◆ Material for this exercise
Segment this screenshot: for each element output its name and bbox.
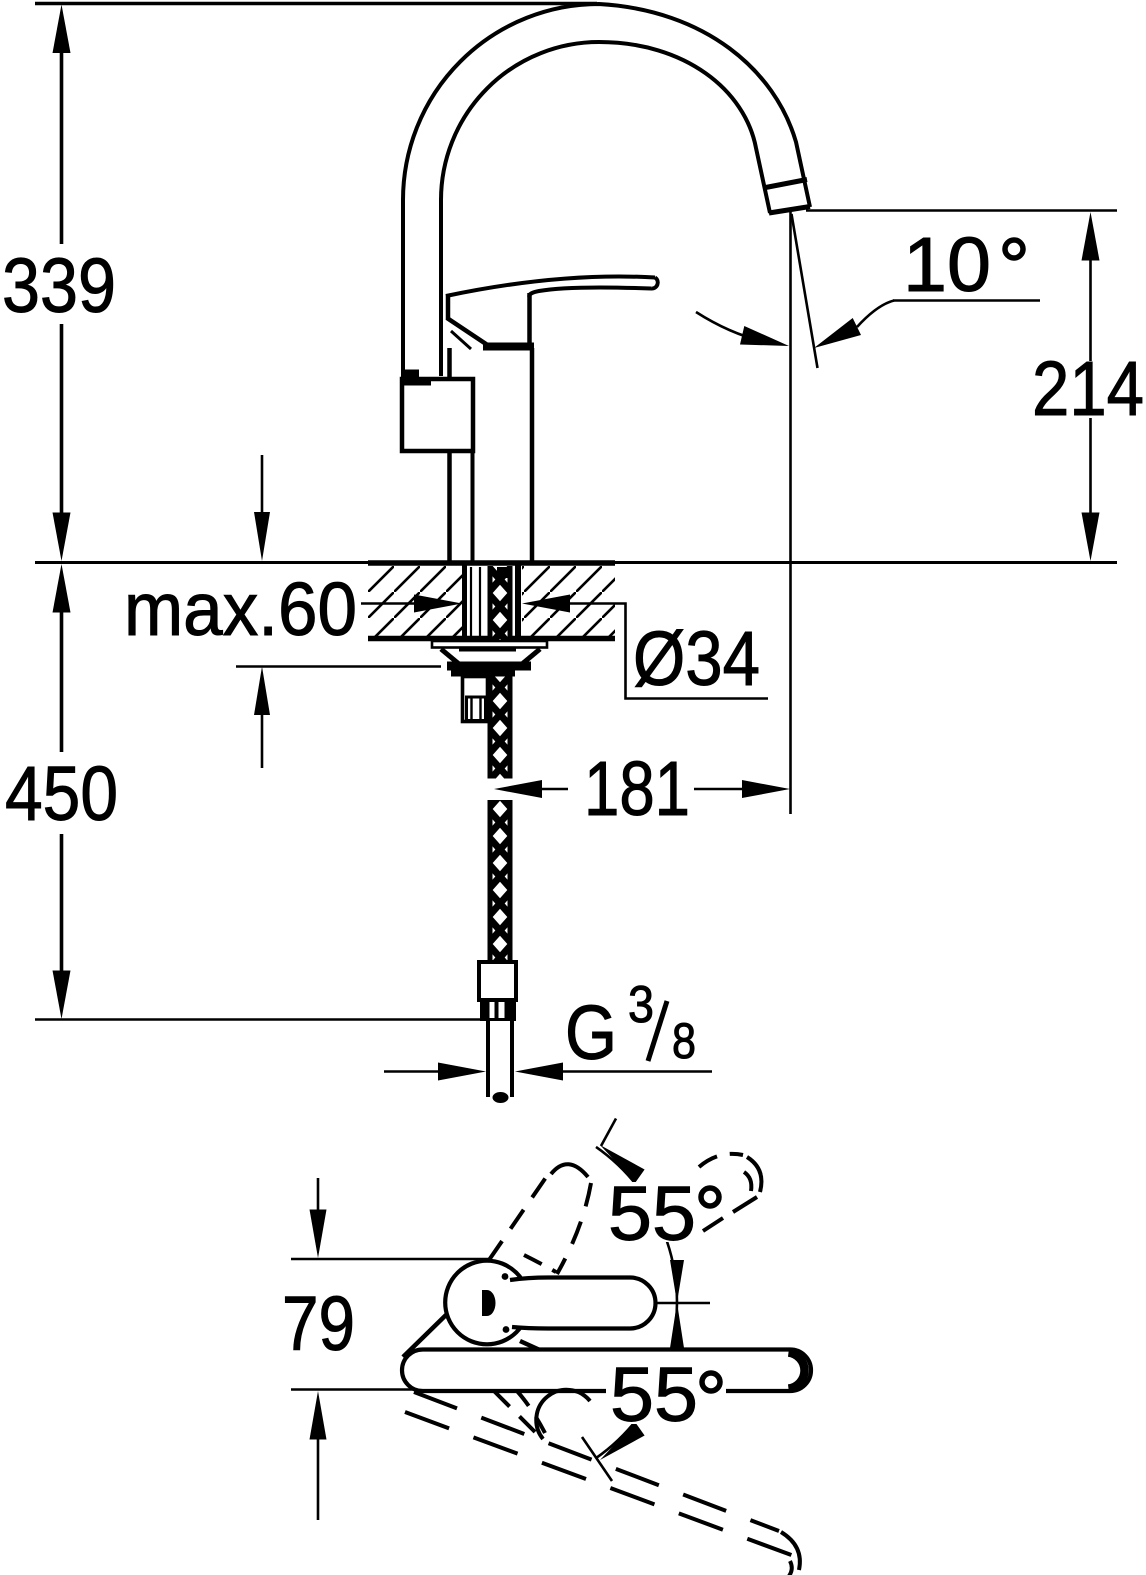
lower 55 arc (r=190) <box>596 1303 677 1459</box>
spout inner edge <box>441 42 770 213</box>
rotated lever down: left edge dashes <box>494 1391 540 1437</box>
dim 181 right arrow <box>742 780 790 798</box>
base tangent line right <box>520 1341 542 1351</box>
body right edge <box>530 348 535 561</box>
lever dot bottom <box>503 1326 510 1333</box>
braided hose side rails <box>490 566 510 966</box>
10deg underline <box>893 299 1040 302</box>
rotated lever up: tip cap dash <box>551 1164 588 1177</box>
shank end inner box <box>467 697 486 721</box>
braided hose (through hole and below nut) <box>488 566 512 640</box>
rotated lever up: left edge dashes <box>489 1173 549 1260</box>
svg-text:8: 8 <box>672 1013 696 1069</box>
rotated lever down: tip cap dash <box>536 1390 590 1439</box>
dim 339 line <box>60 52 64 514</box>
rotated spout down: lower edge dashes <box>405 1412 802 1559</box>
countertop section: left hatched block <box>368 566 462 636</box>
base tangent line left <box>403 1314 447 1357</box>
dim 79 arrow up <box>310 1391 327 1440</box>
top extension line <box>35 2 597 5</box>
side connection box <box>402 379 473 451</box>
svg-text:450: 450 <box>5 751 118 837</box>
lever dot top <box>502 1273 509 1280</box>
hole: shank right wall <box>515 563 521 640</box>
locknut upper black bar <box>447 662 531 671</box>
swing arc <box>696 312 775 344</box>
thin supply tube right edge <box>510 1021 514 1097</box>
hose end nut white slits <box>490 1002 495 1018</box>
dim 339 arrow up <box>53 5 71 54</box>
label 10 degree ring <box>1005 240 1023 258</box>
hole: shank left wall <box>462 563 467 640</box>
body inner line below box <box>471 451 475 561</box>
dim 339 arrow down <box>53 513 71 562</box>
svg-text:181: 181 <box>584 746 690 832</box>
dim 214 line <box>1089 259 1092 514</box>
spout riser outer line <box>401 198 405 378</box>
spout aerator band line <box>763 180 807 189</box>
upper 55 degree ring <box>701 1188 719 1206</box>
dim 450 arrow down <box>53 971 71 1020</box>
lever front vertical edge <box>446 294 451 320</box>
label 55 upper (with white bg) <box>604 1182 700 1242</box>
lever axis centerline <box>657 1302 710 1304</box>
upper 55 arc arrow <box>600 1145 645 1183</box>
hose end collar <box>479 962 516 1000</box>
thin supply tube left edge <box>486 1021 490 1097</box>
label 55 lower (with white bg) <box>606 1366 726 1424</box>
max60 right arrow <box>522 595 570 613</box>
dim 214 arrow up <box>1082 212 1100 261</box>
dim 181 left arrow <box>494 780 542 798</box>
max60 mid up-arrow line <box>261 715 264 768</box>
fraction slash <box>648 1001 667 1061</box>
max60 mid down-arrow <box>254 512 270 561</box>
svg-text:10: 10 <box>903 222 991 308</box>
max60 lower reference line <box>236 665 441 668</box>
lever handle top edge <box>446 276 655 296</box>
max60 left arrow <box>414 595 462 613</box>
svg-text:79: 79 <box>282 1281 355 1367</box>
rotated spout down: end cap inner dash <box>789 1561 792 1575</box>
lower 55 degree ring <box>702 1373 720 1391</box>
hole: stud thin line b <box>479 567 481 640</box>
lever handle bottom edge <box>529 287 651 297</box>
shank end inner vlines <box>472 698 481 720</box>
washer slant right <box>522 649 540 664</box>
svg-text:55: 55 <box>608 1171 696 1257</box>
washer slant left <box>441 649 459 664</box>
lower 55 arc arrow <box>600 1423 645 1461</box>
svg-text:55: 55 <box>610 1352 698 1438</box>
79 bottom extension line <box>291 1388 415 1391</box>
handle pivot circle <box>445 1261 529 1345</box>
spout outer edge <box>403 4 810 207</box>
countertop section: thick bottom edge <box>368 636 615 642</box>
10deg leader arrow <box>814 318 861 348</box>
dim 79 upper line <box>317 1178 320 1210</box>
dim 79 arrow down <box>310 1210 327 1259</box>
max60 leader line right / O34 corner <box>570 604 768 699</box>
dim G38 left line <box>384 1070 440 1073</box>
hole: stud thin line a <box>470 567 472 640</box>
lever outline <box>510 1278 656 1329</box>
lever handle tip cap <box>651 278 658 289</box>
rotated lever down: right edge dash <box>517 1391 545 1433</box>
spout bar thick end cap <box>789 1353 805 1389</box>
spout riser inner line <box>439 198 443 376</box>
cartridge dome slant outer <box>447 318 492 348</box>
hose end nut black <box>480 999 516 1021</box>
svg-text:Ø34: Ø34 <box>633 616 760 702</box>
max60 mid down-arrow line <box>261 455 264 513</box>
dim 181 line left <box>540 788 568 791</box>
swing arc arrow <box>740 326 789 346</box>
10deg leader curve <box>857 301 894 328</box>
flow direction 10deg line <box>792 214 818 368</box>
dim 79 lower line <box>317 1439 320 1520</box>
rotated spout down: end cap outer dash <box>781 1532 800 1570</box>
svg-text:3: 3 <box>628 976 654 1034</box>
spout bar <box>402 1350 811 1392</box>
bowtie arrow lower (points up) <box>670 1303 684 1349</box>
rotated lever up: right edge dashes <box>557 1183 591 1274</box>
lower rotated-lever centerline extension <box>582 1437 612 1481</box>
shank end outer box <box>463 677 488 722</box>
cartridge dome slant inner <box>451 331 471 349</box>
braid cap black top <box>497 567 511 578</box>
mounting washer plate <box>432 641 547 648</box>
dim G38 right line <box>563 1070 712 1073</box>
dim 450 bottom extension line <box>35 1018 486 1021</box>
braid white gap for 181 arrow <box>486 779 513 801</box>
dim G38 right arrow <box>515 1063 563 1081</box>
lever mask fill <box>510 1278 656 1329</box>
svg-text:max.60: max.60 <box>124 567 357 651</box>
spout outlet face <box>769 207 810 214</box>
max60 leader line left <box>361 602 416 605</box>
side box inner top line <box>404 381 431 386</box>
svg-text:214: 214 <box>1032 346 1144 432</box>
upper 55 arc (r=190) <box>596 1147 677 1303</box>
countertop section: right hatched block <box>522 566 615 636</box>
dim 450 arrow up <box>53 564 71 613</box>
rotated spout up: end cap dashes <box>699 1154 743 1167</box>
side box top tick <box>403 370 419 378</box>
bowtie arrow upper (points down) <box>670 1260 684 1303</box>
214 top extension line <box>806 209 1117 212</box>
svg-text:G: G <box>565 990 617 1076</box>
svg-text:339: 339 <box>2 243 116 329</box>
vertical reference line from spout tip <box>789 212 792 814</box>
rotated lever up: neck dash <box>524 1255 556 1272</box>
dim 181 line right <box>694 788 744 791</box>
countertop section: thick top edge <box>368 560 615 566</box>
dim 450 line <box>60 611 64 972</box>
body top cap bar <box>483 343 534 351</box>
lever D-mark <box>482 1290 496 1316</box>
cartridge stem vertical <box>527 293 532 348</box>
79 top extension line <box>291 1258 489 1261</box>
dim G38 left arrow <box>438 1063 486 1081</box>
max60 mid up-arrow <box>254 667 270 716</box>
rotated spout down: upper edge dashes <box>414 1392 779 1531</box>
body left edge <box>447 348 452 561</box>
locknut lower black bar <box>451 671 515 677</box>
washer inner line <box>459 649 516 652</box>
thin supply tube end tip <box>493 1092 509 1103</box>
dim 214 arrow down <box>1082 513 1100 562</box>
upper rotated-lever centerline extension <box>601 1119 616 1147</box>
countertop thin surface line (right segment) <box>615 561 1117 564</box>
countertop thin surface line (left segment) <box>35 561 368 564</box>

---

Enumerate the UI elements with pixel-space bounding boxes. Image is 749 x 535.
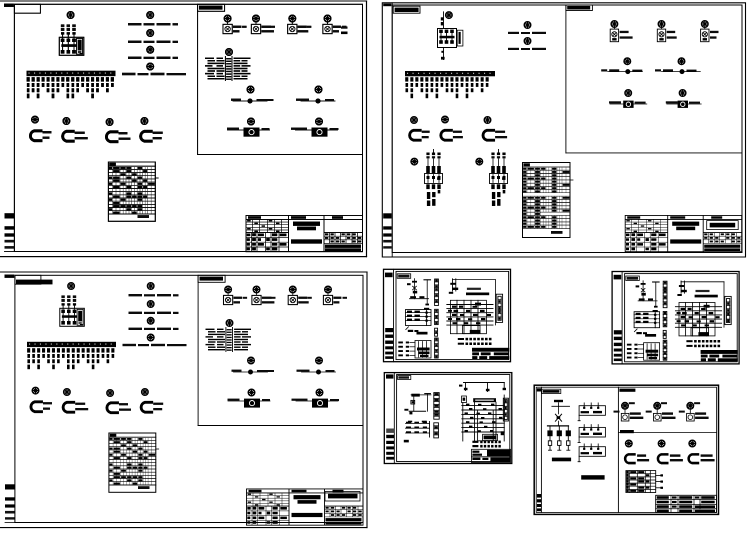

◆ Exercise prompt
Reproduce the listing verbatim from the line with "Segment this screenshot: for" up to and including the line with "body right edge <box>530 348 535 561</box>", without the pictures.

◆ Exercise answer
Segment this screenshot: for each element output its name and bbox.
lower 55 arc (r=190) <box>596 1303 677 1459</box>
spout inner edge <box>441 42 770 213</box>
rotated lever down: left edge dashes <box>494 1391 540 1437</box>
dim 181 right arrow <box>742 780 790 798</box>
base tangent line right <box>520 1341 542 1351</box>
body right edge <box>530 348 535 561</box>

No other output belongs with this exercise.